(Region boundary data)
********************

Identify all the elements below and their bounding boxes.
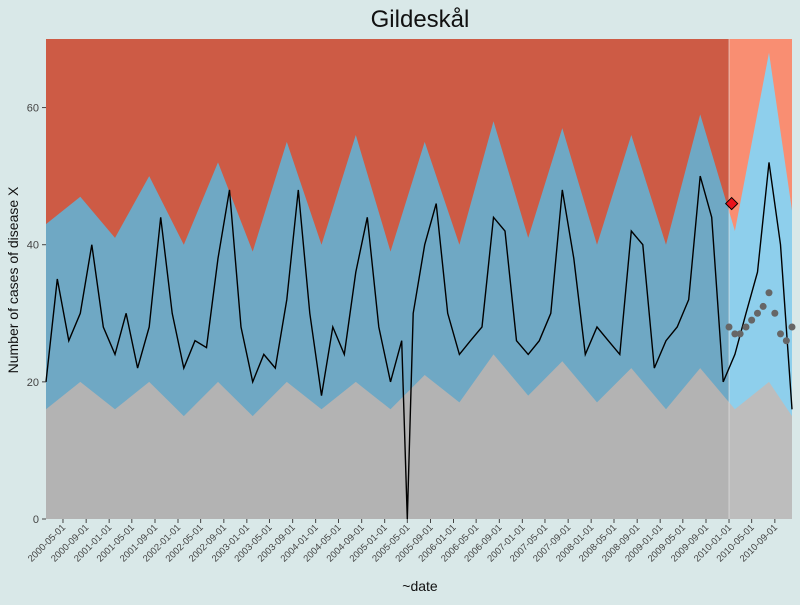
low-risk-zone-prediction: [729, 381, 792, 519]
prediction-point: [771, 309, 779, 317]
prediction-point: [788, 323, 796, 331]
x-axis-label: ~date: [402, 578, 438, 594]
prediction-point: [753, 309, 761, 317]
prediction-point: [776, 330, 784, 338]
y-tick-label: 40: [27, 240, 39, 252]
chart-title: Gildeskål: [371, 6, 470, 33]
prediction-point: [759, 302, 767, 310]
low-risk-zone: [46, 354, 730, 519]
x-axis: 2000-05-012000-09-012001-01-012001-05-01…: [26, 519, 780, 564]
y-axis-label: Number of cases of disease X: [5, 186, 21, 373]
prediction-point: [725, 323, 733, 331]
y-tick-label: 60: [27, 103, 39, 115]
alert-marker: [724, 196, 739, 211]
y-tick-label: 0: [33, 514, 39, 526]
y-tick-label: 20: [27, 377, 39, 389]
y-axis: 0 20 40 60: [27, 103, 46, 526]
observed-cases-line: [45, 162, 793, 520]
plot-area: [45, 39, 796, 520]
prediction-point: [765, 289, 773, 297]
prediction-point: [782, 337, 790, 345]
prediction-point: [736, 330, 744, 338]
prediction-point: [742, 323, 750, 331]
prediction-point: [748, 316, 756, 324]
prediction-point: [731, 330, 739, 338]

********************

• What you will do
Copy out every line of the listing above word for word, omitting the pictures.

• Completed task
Identify all the elements below and their bounding boxes.
low-risk-zone-prediction: [729, 381, 792, 519]
prediction-point: [771, 309, 779, 317]
prediction-point: [788, 323, 796, 331]
x-axis-label: ~date: [402, 578, 438, 594]
prediction-point: [753, 309, 761, 317]
prediction-point: [776, 330, 784, 338]
y-tick-label: 40: [27, 240, 39, 252]
chart-title: Gildeskål: [371, 6, 470, 33]
prediction-point: [759, 302, 767, 310]
low-risk-zone: [46, 354, 730, 519]
x-axis: 2000-05-012000-09-012001-01-012001-05-01…: [26, 519, 780, 564]
y-axis-label: Number of cases of disease X: [5, 186, 21, 373]
prediction-point: [725, 323, 733, 331]
y-tick-label: 60: [27, 103, 39, 115]
alert-marker: [724, 196, 739, 211]
y-tick-label: 0: [33, 514, 39, 526]
y-tick-label: 20: [27, 377, 39, 389]
y-axis: 0 20 40 60: [27, 103, 46, 526]
observed-cases-line: [45, 162, 793, 520]
plot-area: [45, 39, 796, 520]
prediction-point: [765, 289, 773, 297]
prediction-point: [782, 337, 790, 345]
prediction-point: [736, 330, 744, 338]
prediction-point: [742, 323, 750, 331]
prediction-point: [748, 316, 756, 324]
prediction-point: [731, 330, 739, 338]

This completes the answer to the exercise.